Task objective – Reproduce all of the records exactly.

Entries –
[start]

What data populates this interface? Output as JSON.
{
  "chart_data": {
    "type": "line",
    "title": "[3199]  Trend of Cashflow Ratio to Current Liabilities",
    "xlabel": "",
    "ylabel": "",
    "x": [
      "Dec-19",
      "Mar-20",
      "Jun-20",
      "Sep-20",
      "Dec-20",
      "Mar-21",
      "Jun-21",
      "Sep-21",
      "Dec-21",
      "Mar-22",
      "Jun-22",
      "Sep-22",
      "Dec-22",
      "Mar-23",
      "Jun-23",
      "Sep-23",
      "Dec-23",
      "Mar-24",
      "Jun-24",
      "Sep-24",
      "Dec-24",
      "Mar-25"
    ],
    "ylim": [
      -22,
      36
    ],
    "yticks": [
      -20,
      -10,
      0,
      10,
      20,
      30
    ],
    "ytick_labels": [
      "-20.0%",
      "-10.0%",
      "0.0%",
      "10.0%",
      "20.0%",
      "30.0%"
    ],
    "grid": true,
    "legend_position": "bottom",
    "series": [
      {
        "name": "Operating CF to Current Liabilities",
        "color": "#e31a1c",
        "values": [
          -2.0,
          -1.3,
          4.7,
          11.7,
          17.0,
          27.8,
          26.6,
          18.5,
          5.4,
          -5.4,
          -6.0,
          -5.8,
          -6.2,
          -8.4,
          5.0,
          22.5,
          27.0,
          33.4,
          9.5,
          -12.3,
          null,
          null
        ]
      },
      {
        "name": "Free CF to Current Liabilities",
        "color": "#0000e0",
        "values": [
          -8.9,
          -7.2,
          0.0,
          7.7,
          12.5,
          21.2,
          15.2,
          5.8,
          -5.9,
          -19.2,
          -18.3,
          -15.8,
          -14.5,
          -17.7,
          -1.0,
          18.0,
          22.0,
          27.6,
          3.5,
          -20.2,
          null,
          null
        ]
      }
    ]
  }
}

[end]

Final answer –
What data populates this interface? Output as JSON.
{
  "chart_data": {
    "type": "line",
    "title": "[3199]  Trend of Cashflow Ratio to Current Liabilities",
    "xlabel": "",
    "ylabel": "",
    "x": [
      "Dec-19",
      "Mar-20",
      "Jun-20",
      "Sep-20",
      "Dec-20",
      "Mar-21",
      "Jun-21",
      "Sep-21",
      "Dec-21",
      "Mar-22",
      "Jun-22",
      "Sep-22",
      "Dec-22",
      "Mar-23",
      "Jun-23",
      "Sep-23",
      "Dec-23",
      "Mar-24",
      "Jun-24",
      "Sep-24",
      "Dec-24",
      "Mar-25"
    ],
    "ylim": [
      -22,
      36
    ],
    "yticks": [
      -20,
      -10,
      0,
      10,
      20,
      30
    ],
    "ytick_labels": [
      "-20.0%",
      "-10.0%",
      "0.0%",
      "10.0%",
      "20.0%",
      "30.0%"
    ],
    "grid": true,
    "legend_position": "bottom",
    "series": [
      {
        "name": "Operating CF to Current Liabilities",
        "color": "#e31a1c",
        "values": [
          -2.0,
          -1.3,
          4.7,
          11.7,
          17.0,
          27.8,
          26.6,
          18.5,
          5.4,
          -5.4,
          -6.0,
          -5.8,
          -6.2,
          -8.4,
          5.0,
          22.5,
          27.0,
          33.4,
          9.5,
          -12.3,
          null,
          null
        ]
      },
      {
        "name": "Free CF to Current Liabilities",
        "color": "#0000e0",
        "values": [
          -8.9,
          -7.2,
          0.0,
          7.7,
          12.5,
          21.2,
          15.2,
          5.8,
          -5.9,
          -19.2,
          -18.3,
          -15.8,
          -14.5,
          -17.7,
          -1.0,
          18.0,
          22.0,
          27.6,
          3.5,
          -20.2,
          null,
          null
        ]
      }
    ]
  }
}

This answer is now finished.